• [Work to complete]:
Could you write out every entry exactly as it stands?

• [Items]:
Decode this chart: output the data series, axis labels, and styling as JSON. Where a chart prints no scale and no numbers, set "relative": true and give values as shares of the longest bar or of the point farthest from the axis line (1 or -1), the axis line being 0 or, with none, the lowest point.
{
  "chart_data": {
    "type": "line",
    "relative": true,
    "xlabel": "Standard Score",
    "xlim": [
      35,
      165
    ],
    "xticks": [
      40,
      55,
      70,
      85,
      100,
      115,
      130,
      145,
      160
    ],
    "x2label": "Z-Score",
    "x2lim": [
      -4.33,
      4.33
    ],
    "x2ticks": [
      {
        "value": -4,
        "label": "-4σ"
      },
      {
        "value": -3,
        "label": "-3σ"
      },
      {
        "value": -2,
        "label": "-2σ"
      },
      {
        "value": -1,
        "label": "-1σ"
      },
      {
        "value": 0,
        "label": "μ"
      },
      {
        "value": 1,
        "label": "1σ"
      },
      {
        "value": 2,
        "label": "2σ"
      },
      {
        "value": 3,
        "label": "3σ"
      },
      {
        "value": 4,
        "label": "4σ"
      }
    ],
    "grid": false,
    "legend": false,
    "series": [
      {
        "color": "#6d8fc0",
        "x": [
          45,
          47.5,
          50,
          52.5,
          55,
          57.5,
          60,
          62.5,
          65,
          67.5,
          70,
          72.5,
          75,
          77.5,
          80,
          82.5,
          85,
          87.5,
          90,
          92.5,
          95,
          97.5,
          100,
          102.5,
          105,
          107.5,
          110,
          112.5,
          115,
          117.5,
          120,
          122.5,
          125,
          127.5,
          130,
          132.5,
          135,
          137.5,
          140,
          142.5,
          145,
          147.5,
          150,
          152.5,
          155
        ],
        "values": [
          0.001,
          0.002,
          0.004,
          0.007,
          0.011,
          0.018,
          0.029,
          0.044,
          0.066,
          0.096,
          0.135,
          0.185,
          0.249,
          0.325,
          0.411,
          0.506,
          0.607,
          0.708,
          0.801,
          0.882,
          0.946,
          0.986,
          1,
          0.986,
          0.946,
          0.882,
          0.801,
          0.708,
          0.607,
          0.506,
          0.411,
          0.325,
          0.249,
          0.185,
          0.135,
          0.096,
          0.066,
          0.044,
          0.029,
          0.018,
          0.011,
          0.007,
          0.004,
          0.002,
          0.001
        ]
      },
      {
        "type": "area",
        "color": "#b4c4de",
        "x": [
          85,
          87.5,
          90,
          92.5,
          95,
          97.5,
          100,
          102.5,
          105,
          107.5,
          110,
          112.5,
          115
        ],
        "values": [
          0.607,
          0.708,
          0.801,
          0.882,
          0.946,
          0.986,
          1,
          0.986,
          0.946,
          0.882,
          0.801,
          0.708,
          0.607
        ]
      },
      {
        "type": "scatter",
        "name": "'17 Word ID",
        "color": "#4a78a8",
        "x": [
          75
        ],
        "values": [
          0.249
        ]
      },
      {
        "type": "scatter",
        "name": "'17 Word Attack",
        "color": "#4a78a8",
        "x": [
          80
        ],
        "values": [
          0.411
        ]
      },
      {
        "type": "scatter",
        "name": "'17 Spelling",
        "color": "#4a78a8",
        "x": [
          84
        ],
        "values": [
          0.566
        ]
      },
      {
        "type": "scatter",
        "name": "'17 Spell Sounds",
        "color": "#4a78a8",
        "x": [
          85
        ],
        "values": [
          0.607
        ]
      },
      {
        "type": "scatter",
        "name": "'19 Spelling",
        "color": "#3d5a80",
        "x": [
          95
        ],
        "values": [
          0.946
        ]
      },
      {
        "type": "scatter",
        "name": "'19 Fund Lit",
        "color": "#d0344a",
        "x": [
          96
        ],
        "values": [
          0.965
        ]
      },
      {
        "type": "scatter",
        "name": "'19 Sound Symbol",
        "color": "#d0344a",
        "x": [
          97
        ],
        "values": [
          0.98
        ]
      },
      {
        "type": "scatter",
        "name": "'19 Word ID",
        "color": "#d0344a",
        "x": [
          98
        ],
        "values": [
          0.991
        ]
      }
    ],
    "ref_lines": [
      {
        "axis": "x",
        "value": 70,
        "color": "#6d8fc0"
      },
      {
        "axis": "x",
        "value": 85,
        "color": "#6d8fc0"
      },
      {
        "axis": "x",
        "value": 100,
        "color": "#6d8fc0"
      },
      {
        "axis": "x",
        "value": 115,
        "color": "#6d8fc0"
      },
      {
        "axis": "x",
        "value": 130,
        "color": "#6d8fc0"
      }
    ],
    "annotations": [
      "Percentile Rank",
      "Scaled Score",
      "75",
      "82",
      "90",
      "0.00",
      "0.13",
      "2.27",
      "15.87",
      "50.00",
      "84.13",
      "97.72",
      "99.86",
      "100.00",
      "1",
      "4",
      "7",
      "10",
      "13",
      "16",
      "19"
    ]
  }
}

• [Exercise output]:
Decode this chart: output the data series, axis labels, and styling as JSON. Where a chart prints no scale and no numbers, set "relative": true and give values as shares of the longest bar or of the point farthest from the axis line (1 or -1), the axis line being 0 or, with none, the lowest point.
{
  "chart_data": {
    "type": "line",
    "relative": true,
    "xlabel": "Standard Score",
    "xlim": [
      35,
      165
    ],
    "xticks": [
      40,
      55,
      70,
      85,
      100,
      115,
      130,
      145,
      160
    ],
    "x2label": "Z-Score",
    "x2lim": [
      -4.33,
      4.33
    ],
    "x2ticks": [
      {
        "value": -4,
        "label": "-4σ"
      },
      {
        "value": -3,
        "label": "-3σ"
      },
      {
        "value": -2,
        "label": "-2σ"
      },
      {
        "value": -1,
        "label": "-1σ"
      },
      {
        "value": 0,
        "label": "μ"
      },
      {
        "value": 1,
        "label": "1σ"
      },
      {
        "value": 2,
        "label": "2σ"
      },
      {
        "value": 3,
        "label": "3σ"
      },
      {
        "value": 4,
        "label": "4σ"
      }
    ],
    "grid": false,
    "legend": false,
    "series": [
      {
        "color": "#6d8fc0",
        "x": [
          45,
          47.5,
          50,
          52.5,
          55,
          57.5,
          60,
          62.5,
          65,
          67.5,
          70,
          72.5,
          75,
          77.5,
          80,
          82.5,
          85,
          87.5,
          90,
          92.5,
          95,
          97.5,
          100,
          102.5,
          105,
          107.5,
          110,
          112.5,
          115,
          117.5,
          120,
          122.5,
          125,
          127.5,
          130,
          132.5,
          135,
          137.5,
          140,
          142.5,
          145,
          147.5,
          150,
          152.5,
          155
        ],
        "values": [
          0.001,
          0.002,
          0.004,
          0.007,
          0.011,
          0.018,
          0.029,
          0.044,
          0.066,
          0.096,
          0.135,
          0.185,
          0.249,
          0.325,
          0.411,
          0.506,
          0.607,
          0.708,
          0.801,
          0.882,
          0.946,
          0.986,
          1,
          0.986,
          0.946,
          0.882,
          0.801,
          0.708,
          0.607,
          0.506,
          0.411,
          0.325,
          0.249,
          0.185,
          0.135,
          0.096,
          0.066,
          0.044,
          0.029,
          0.018,
          0.011,
          0.007,
          0.004,
          0.002,
          0.001
        ]
      },
      {
        "type": "area",
        "color": "#b4c4de",
        "x": [
          85,
          87.5,
          90,
          92.5,
          95,
          97.5,
          100,
          102.5,
          105,
          107.5,
          110,
          112.5,
          115
        ],
        "values": [
          0.607,
          0.708,
          0.801,
          0.882,
          0.946,
          0.986,
          1,
          0.986,
          0.946,
          0.882,
          0.801,
          0.708,
          0.607
        ]
      },
      {
        "type": "scatter",
        "name": "'17 Word ID",
        "color": "#4a78a8",
        "x": [
          75
        ],
        "values": [
          0.249
        ]
      },
      {
        "type": "scatter",
        "name": "'17 Word Attack",
        "color": "#4a78a8",
        "x": [
          80
        ],
        "values": [
          0.411
        ]
      },
      {
        "type": "scatter",
        "name": "'17 Spelling",
        "color": "#4a78a8",
        "x": [
          84
        ],
        "values": [
          0.566
        ]
      },
      {
        "type": "scatter",
        "name": "'17 Spell Sounds",
        "color": "#4a78a8",
        "x": [
          85
        ],
        "values": [
          0.607
        ]
      },
      {
        "type": "scatter",
        "name": "'19 Spelling",
        "color": "#3d5a80",
        "x": [
          95
        ],
        "values": [
          0.946
        ]
      },
      {
        "type": "scatter",
        "name": "'19 Fund Lit",
        "color": "#d0344a",
        "x": [
          96
        ],
        "values": [
          0.965
        ]
      },
      {
        "type": "scatter",
        "name": "'19 Sound Symbol",
        "color": "#d0344a",
        "x": [
          97
        ],
        "values": [
          0.98
        ]
      },
      {
        "type": "scatter",
        "name": "'19 Word ID",
        "color": "#d0344a",
        "x": [
          98
        ],
        "values": [
          0.991
        ]
      }
    ],
    "ref_lines": [
      {
        "axis": "x",
        "value": 70,
        "color": "#6d8fc0"
      },
      {
        "axis": "x",
        "value": 85,
        "color": "#6d8fc0"
      },
      {
        "axis": "x",
        "value": 100,
        "color": "#6d8fc0"
      },
      {
        "axis": "x",
        "value": 115,
        "color": "#6d8fc0"
      },
      {
        "axis": "x",
        "value": 130,
        "color": "#6d8fc0"
      }
    ],
    "annotations": [
      "Percentile Rank",
      "Scaled Score",
      "75",
      "82",
      "90",
      "0.00",
      "0.13",
      "2.27",
      "15.87",
      "50.00",
      "84.13",
      "97.72",
      "99.86",
      "100.00",
      "1",
      "4",
      "7",
      "10",
      "13",
      "16",
      "19"
    ]
  }
}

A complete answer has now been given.